## TASK GOAL
Below are the records. Count the lines containing the string "JSON", and reply with the number alone.

*** PROVIDED RECORDS

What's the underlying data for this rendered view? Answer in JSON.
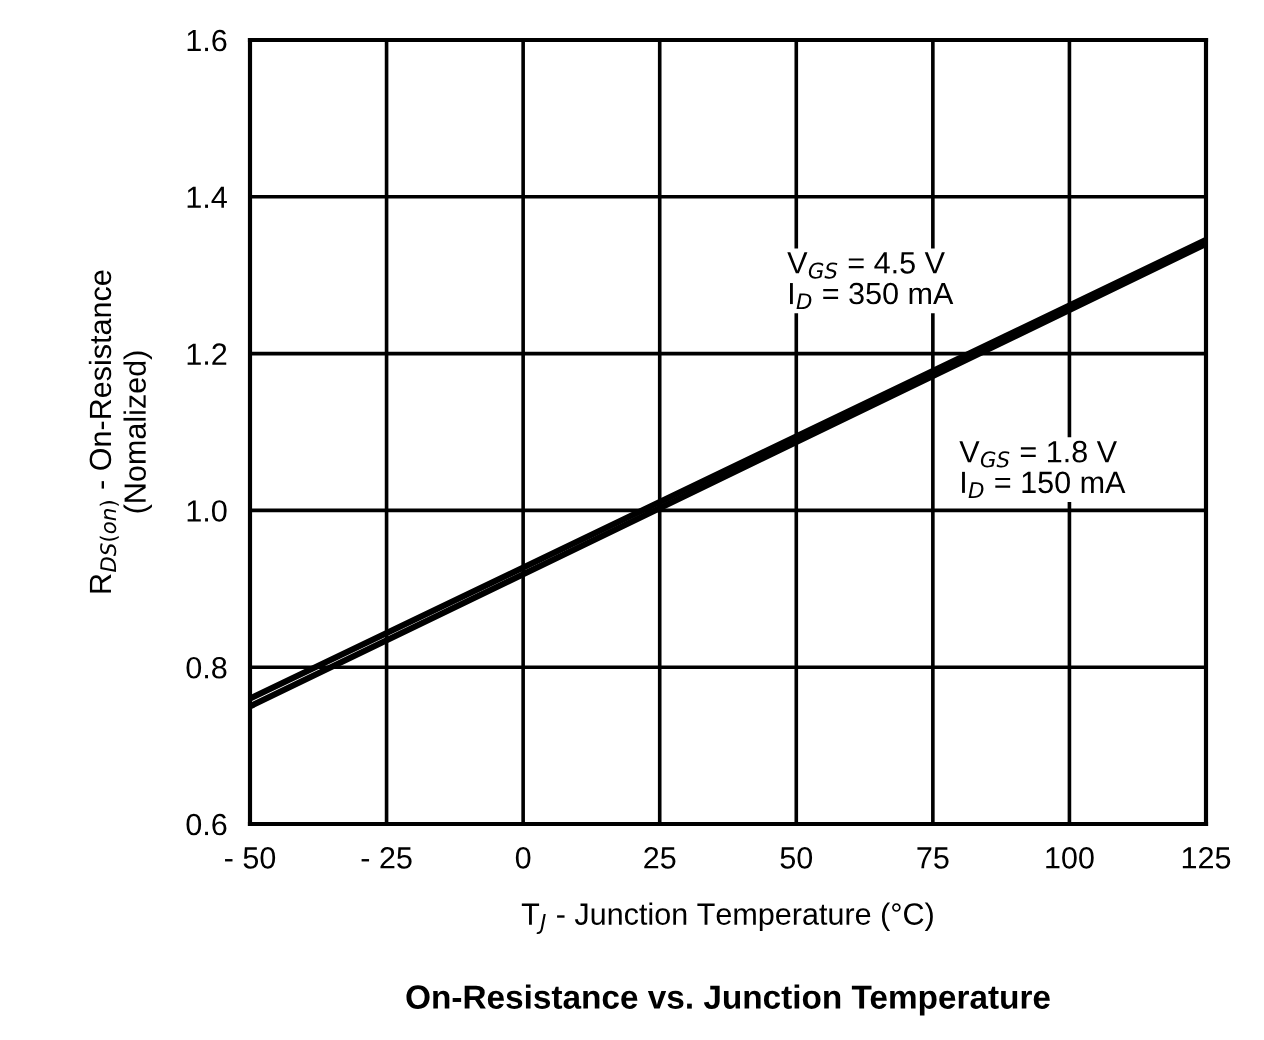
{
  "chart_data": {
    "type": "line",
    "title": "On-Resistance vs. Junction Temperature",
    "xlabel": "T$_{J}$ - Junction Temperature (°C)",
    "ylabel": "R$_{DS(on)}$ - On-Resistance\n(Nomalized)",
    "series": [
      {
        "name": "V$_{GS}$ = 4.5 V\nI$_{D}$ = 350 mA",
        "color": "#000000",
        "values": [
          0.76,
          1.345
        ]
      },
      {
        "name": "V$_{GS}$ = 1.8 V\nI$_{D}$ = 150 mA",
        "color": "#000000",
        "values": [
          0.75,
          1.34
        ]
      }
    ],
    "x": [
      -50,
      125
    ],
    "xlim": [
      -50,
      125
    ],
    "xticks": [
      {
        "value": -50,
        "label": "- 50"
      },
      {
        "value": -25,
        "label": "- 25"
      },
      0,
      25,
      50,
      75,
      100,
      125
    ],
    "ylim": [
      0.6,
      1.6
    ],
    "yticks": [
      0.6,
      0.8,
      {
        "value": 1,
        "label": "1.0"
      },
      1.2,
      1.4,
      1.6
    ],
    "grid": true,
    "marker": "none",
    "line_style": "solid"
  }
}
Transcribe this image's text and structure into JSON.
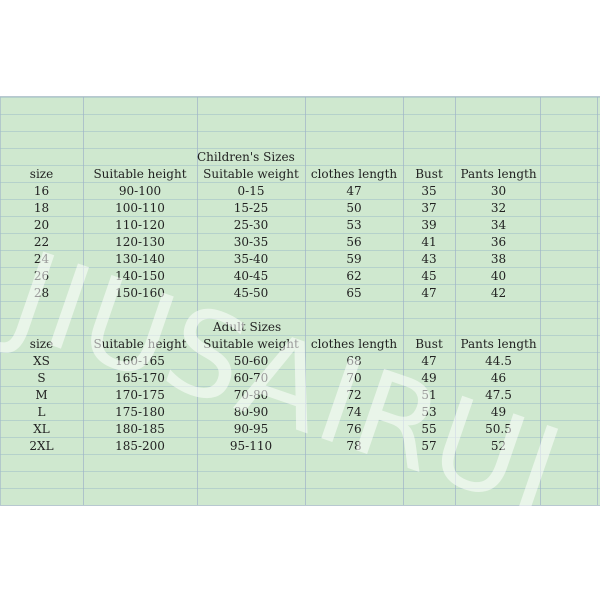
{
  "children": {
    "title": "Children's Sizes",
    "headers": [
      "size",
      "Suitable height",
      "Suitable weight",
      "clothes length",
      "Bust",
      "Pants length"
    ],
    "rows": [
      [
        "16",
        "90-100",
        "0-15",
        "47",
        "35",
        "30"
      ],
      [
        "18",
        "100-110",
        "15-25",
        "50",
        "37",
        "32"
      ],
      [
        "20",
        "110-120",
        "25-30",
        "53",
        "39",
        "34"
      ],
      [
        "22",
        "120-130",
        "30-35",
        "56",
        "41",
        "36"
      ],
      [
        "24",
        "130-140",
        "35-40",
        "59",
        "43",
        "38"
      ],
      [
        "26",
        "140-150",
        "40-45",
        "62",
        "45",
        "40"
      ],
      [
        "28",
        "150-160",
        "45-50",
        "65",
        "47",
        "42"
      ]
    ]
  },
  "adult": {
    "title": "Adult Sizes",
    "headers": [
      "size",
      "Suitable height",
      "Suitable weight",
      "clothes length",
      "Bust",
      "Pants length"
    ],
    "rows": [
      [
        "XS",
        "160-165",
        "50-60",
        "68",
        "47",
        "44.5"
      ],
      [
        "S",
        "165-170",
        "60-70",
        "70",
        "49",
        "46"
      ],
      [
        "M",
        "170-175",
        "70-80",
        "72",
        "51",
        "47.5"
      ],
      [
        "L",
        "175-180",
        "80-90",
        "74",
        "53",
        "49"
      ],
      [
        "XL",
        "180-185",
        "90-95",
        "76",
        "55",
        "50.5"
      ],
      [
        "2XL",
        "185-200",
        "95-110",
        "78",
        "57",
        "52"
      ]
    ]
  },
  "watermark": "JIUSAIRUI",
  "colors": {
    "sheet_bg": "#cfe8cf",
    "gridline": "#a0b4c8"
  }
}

******

## FULL ANSWER
2